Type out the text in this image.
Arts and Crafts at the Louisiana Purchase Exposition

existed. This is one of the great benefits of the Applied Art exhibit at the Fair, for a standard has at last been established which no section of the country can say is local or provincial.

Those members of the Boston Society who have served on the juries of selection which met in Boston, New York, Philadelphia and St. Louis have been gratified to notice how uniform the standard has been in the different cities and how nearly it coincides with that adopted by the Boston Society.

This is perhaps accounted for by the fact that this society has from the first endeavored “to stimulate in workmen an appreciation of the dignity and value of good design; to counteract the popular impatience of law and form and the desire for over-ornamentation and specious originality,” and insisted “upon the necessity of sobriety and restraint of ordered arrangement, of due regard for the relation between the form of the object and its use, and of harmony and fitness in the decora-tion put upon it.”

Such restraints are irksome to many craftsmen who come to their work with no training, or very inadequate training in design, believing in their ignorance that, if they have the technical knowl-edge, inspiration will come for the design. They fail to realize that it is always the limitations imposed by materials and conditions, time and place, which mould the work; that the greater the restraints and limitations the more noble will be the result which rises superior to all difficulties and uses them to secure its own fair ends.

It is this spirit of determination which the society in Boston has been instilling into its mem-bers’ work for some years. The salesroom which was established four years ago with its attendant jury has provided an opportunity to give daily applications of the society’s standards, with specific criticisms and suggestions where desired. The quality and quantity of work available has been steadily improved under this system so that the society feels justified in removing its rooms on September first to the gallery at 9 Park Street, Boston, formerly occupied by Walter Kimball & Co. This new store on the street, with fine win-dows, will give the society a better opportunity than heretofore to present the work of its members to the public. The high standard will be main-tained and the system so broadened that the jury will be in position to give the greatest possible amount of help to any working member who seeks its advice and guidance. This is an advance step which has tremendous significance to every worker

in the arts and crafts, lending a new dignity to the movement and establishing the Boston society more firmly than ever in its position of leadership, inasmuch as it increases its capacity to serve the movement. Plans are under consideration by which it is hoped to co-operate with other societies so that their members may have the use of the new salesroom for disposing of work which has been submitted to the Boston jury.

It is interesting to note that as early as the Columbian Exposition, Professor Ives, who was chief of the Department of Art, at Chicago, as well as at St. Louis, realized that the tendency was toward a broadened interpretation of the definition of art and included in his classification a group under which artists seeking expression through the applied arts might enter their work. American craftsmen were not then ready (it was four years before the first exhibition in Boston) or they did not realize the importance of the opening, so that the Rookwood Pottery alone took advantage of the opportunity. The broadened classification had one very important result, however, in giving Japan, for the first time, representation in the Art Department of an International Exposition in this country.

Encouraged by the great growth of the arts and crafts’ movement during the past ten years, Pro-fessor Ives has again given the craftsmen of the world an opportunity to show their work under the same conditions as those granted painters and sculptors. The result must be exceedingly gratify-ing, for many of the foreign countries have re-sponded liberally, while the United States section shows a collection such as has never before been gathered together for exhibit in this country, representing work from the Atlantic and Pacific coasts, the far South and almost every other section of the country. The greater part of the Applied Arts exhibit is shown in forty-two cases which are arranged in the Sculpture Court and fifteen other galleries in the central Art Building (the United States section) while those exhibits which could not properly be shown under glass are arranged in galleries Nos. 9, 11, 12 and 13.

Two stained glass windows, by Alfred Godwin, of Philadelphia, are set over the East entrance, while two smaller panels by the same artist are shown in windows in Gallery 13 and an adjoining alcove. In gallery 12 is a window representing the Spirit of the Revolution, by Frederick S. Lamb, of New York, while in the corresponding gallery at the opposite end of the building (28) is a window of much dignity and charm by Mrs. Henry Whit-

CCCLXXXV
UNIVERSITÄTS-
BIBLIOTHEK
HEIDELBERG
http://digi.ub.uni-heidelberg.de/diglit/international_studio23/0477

===============

AIM OF THE TASK: Keep only those lines of the records that hold "from", and return them.

SOLVED PROBLEM:
This is perhaps accounted for by the fact that this society has from the first endeavored “to stimulate in workmen an appreciation of the dignity and value of good design; to counteract the popular impatience of law and form and the desire for over-ornamentation and specious originality,” and insisted “upon the necessity of sobriety and restraint of ordered arrangement, of due regard for the relation between the form of the object and its use, and of harmony and fitness in the decora-tion put upon it.”
Encouraged by the great growth of the arts and crafts’ movement during the past ten years, Pro-fessor Ives has again given the craftsmen of the world an opportunity to show their work under the same conditions as those granted painters and sculptors. The result must be exceedingly gratify-ing, for many of the foreign countries have re-sponded liberally, while the United States section shows a collection such as has never before been gathered together for exhibit in this country, representing work from the Atlantic and Pacific coasts, the far South and almost every other section of the country. The greater part of the Applied Arts exhibit is shown in forty-two cases which are arranged in the Sculpture Court and fifteen other galleries in the central Art Building (the United States section) while those exhibits which could not properly be shown under glass are arranged in galleries Nos. 9, 11, 12 and 13.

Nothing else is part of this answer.